Read the entries below and pull out each line with the string "иным".

★ ★ ★ ★

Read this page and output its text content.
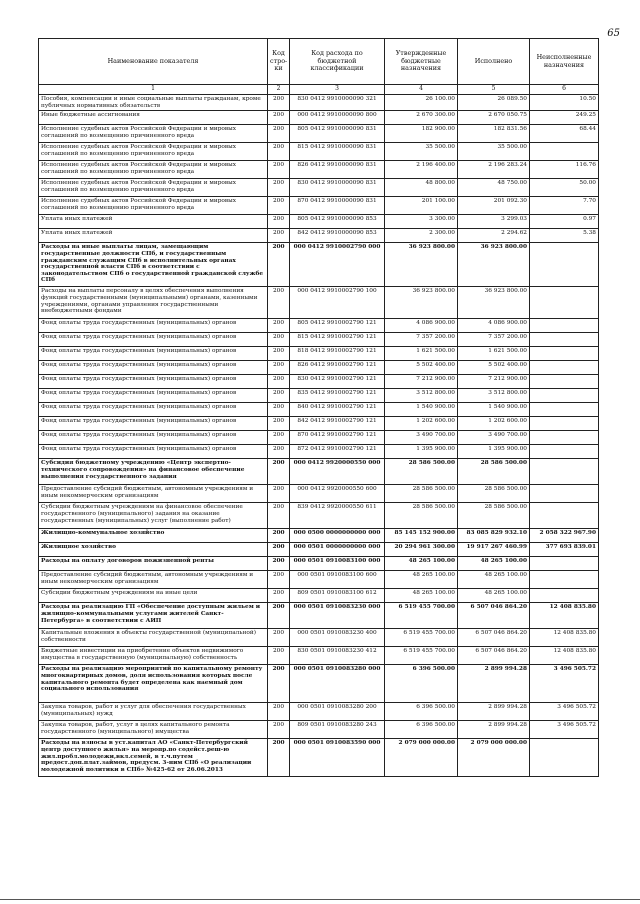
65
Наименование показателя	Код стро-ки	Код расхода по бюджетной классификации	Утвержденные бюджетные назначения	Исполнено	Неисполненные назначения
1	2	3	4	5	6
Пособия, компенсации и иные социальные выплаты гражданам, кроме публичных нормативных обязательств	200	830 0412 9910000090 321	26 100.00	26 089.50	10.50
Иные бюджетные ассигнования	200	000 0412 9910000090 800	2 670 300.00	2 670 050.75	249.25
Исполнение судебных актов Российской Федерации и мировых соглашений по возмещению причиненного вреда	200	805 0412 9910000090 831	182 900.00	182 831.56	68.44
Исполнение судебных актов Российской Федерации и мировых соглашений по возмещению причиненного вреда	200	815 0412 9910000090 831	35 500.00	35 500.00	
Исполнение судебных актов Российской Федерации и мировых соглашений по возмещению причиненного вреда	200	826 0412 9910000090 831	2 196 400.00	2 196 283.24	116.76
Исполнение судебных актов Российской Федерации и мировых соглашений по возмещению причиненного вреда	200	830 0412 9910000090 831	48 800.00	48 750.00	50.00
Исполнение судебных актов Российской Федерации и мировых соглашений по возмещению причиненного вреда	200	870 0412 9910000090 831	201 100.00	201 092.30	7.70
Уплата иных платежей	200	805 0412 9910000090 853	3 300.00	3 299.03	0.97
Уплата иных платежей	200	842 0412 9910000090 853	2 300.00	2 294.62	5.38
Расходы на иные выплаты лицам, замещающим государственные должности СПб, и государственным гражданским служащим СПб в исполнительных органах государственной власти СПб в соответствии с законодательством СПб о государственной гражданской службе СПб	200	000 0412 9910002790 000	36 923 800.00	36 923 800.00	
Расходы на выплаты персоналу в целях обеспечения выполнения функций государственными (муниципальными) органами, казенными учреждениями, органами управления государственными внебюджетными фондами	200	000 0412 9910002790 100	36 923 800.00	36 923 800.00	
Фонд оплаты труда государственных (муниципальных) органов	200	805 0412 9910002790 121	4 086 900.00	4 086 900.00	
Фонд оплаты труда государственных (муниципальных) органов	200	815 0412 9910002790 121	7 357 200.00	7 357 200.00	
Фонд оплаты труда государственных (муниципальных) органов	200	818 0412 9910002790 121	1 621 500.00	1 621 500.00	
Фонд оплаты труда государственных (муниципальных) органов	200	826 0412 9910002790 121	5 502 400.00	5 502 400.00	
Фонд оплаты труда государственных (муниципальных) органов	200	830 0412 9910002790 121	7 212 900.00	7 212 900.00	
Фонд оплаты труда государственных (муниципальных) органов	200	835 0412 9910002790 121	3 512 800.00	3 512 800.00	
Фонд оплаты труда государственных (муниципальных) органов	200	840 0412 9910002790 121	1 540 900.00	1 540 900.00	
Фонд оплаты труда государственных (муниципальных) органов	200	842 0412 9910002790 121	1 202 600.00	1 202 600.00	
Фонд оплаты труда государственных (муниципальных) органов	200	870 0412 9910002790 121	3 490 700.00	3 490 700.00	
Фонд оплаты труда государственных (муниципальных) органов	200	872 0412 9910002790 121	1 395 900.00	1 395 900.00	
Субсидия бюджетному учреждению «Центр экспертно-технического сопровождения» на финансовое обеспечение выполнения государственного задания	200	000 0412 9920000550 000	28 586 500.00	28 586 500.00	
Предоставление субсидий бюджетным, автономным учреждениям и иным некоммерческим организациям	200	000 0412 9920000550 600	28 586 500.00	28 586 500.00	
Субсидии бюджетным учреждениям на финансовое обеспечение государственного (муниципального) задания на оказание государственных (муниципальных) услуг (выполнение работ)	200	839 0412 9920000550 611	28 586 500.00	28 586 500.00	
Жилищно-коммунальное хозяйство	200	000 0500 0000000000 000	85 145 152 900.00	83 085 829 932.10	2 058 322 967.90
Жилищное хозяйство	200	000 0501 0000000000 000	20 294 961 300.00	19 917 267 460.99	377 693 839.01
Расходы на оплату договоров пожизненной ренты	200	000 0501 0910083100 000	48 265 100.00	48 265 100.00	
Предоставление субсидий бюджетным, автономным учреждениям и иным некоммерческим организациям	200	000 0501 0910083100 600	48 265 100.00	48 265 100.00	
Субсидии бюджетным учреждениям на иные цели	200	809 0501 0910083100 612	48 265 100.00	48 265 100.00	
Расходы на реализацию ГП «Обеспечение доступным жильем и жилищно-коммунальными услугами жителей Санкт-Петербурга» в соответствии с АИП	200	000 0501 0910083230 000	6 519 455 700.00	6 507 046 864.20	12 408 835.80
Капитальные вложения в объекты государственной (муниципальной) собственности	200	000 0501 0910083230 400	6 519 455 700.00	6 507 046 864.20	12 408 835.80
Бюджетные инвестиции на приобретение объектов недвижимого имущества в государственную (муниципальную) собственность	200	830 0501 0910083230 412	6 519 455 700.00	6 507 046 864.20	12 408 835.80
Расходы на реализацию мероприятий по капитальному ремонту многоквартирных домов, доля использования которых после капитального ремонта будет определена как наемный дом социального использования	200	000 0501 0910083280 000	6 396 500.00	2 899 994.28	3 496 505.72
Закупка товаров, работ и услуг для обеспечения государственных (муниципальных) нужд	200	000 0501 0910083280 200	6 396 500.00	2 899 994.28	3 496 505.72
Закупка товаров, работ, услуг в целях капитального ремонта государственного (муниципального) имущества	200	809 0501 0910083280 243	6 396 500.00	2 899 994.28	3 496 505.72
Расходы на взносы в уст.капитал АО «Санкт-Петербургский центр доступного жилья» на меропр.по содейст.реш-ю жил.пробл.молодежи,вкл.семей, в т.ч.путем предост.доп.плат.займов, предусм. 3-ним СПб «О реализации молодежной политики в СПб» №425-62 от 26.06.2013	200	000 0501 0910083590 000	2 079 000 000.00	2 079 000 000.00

★ ★ ★ ★

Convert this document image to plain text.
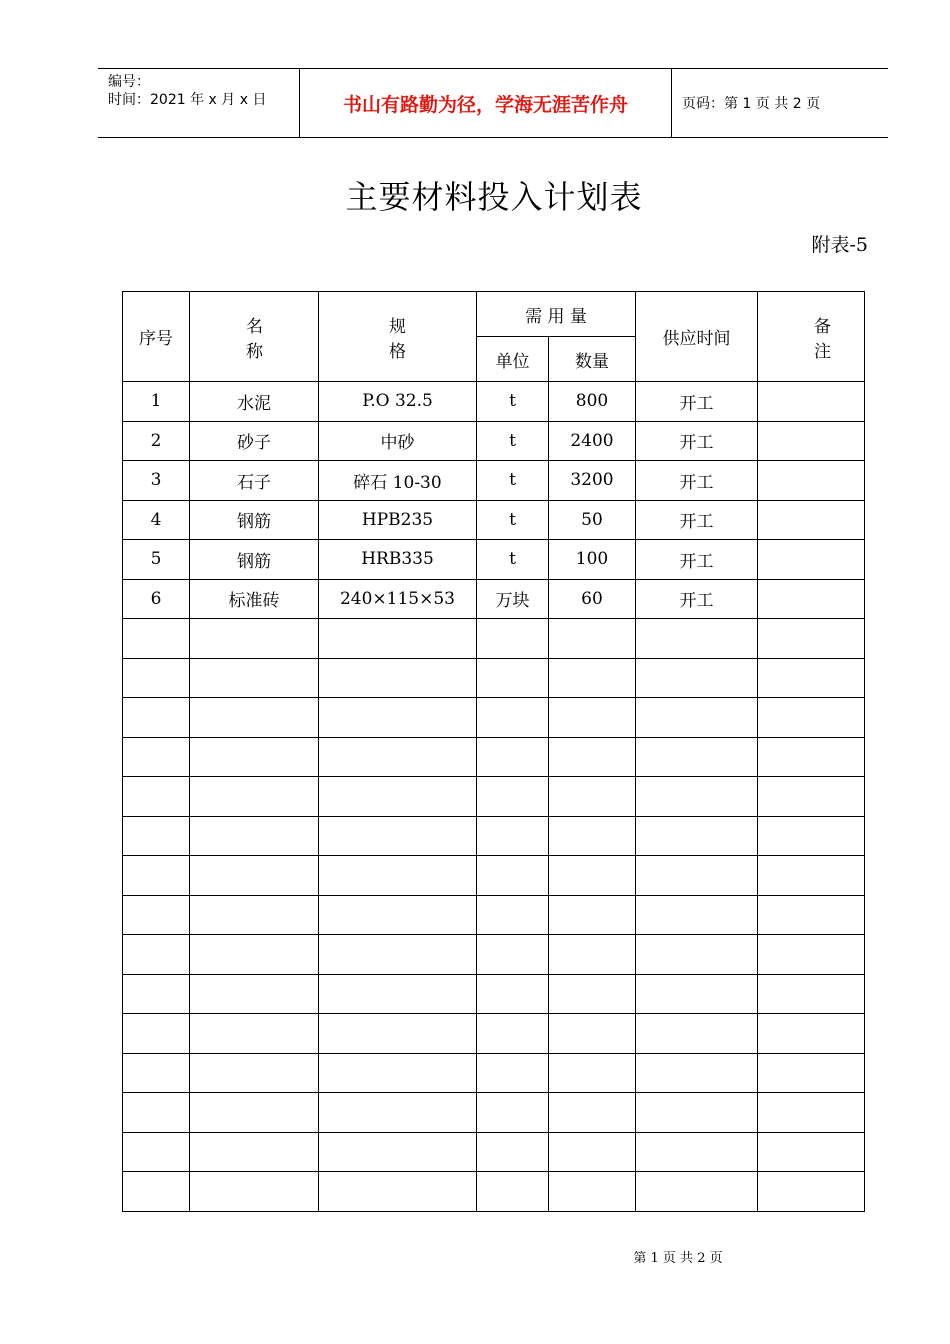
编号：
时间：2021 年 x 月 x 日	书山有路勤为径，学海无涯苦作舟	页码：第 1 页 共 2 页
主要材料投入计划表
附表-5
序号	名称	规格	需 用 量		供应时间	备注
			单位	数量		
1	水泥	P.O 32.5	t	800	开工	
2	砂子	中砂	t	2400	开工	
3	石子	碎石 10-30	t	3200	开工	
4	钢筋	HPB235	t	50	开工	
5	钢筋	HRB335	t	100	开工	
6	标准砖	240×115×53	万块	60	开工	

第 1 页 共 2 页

★ ★ ★ ★

Reply to the exercise
Предоставление субсидий бюджетным, автономным учреждениям и иным некоммерческим организациям	200	000 0412 9920000550 600	28 586 500.00	28 586 500.00	
Предоставление субсидий бюджетным, автономным учреждениям и иным некоммерческим организациям	200	000 0501 0910083100 600	48 265 100.00	48 265 100.00	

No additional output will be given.